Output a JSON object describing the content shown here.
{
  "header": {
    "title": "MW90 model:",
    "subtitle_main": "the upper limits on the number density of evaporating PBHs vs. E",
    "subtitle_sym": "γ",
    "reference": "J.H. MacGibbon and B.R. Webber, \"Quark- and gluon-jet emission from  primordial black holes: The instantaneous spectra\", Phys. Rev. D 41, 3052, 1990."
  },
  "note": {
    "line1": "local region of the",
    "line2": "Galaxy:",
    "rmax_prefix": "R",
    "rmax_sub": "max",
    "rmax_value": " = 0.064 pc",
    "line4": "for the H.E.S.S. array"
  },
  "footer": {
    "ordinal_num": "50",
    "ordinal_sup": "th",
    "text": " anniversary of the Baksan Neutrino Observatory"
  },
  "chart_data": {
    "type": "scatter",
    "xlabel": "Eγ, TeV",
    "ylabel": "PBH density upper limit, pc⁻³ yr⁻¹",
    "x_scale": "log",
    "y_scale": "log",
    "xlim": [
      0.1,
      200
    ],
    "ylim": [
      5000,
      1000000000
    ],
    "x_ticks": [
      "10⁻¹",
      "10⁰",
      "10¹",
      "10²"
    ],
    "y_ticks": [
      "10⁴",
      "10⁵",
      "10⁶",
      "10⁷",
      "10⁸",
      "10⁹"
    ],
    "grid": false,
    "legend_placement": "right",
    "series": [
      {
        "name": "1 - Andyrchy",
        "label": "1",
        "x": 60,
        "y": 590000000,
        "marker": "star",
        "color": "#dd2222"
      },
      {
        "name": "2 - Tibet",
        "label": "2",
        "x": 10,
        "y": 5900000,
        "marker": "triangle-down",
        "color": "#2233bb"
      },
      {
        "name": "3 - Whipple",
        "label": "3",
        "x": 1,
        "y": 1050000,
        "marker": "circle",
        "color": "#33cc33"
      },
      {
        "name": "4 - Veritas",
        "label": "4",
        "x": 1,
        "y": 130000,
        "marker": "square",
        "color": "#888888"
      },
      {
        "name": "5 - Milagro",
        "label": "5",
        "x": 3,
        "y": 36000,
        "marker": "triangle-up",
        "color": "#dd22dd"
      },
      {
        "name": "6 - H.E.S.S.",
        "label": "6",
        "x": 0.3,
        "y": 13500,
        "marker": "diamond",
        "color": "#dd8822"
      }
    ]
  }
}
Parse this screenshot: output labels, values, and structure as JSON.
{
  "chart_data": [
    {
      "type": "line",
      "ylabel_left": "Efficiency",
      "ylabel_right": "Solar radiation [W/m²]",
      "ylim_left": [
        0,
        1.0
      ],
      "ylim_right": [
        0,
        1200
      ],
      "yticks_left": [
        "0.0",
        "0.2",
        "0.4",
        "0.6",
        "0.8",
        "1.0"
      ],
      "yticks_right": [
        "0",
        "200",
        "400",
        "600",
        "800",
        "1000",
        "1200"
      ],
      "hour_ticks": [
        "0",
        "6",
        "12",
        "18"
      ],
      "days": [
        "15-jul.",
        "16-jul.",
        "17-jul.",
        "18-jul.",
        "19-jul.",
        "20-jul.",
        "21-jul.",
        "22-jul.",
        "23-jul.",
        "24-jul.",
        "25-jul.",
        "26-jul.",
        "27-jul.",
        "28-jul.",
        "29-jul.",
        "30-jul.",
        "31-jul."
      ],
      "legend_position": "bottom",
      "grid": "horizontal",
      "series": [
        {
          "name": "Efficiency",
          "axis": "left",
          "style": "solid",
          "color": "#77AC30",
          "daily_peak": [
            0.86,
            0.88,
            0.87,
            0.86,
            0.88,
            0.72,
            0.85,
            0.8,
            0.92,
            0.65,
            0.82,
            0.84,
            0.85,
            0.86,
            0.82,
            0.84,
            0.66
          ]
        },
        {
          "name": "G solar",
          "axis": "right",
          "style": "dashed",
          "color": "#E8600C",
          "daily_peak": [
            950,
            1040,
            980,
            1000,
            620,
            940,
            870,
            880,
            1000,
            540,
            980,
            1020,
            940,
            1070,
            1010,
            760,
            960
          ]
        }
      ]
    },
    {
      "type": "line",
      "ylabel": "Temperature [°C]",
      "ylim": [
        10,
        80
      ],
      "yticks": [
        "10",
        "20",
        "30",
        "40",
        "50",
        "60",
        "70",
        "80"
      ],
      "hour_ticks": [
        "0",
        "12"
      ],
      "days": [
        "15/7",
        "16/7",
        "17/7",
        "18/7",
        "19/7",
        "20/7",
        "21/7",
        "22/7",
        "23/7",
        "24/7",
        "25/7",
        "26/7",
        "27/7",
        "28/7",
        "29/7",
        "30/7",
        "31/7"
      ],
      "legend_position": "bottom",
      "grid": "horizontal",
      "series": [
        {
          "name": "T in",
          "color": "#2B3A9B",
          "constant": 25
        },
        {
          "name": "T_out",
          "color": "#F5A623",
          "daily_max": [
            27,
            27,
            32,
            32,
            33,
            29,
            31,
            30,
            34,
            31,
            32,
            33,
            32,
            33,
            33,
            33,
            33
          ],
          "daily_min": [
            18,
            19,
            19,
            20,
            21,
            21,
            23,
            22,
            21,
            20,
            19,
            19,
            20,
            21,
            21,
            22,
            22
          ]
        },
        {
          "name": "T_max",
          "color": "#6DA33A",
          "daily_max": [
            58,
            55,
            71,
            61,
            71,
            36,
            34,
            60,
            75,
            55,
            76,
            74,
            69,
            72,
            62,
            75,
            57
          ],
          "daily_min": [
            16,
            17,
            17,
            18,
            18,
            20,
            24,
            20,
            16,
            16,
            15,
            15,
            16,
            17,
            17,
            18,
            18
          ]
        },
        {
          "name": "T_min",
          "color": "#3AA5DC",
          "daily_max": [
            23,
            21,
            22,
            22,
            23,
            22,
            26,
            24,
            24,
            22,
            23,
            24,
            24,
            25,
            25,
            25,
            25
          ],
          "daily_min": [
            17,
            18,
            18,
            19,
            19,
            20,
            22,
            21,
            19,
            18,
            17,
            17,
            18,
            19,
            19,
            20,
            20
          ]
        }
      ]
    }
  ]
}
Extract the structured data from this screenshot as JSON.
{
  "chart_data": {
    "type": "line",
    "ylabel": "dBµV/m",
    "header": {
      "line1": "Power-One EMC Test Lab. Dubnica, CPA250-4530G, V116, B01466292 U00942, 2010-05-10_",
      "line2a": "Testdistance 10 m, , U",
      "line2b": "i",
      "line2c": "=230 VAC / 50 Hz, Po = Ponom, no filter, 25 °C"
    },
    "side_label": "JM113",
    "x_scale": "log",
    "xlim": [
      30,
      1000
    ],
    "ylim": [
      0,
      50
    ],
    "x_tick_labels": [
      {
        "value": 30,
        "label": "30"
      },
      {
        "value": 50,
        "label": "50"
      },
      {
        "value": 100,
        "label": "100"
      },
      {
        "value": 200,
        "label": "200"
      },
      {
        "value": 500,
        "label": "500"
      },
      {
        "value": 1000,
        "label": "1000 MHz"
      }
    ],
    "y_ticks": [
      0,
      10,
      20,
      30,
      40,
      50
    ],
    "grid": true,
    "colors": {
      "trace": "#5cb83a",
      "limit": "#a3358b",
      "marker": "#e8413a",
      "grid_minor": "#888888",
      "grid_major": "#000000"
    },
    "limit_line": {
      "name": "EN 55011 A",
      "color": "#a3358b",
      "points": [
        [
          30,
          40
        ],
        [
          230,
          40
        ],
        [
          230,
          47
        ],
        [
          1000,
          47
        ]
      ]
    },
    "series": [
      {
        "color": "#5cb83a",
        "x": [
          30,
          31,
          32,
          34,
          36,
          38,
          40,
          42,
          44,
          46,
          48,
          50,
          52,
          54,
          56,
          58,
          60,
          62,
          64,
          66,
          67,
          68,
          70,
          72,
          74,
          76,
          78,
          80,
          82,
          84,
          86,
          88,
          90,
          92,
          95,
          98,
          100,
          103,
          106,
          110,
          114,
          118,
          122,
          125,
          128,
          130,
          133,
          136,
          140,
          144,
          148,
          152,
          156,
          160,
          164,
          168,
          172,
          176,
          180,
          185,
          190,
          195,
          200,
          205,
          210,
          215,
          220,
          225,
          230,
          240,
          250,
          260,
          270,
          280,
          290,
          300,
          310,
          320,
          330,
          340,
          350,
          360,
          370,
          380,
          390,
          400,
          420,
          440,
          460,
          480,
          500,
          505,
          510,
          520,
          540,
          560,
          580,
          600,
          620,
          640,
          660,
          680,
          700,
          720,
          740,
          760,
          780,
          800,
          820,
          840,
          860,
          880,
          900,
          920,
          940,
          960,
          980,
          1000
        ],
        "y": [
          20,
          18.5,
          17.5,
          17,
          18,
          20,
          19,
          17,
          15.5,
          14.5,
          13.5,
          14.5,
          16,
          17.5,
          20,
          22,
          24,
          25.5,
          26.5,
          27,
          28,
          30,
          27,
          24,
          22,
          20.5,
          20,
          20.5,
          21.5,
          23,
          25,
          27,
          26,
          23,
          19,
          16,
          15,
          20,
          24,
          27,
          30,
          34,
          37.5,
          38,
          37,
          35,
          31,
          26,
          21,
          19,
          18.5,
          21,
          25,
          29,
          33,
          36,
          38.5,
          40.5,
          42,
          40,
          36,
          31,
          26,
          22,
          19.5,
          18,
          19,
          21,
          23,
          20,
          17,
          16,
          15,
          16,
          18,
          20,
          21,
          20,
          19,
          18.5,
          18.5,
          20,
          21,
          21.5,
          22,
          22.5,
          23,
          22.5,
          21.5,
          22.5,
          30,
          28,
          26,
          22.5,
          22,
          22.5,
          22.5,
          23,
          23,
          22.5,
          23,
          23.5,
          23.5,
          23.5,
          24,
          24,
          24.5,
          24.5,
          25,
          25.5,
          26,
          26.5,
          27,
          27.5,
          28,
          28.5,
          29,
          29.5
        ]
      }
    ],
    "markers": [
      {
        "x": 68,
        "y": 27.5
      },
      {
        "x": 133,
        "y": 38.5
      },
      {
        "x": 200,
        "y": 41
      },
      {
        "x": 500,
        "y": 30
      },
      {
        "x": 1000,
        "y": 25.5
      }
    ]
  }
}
-=-=-
◆ Exercise:
A line counts if it holds the word "Efficiency". Work out how many lines in the listing count, and give only that number.

◆ In response:
2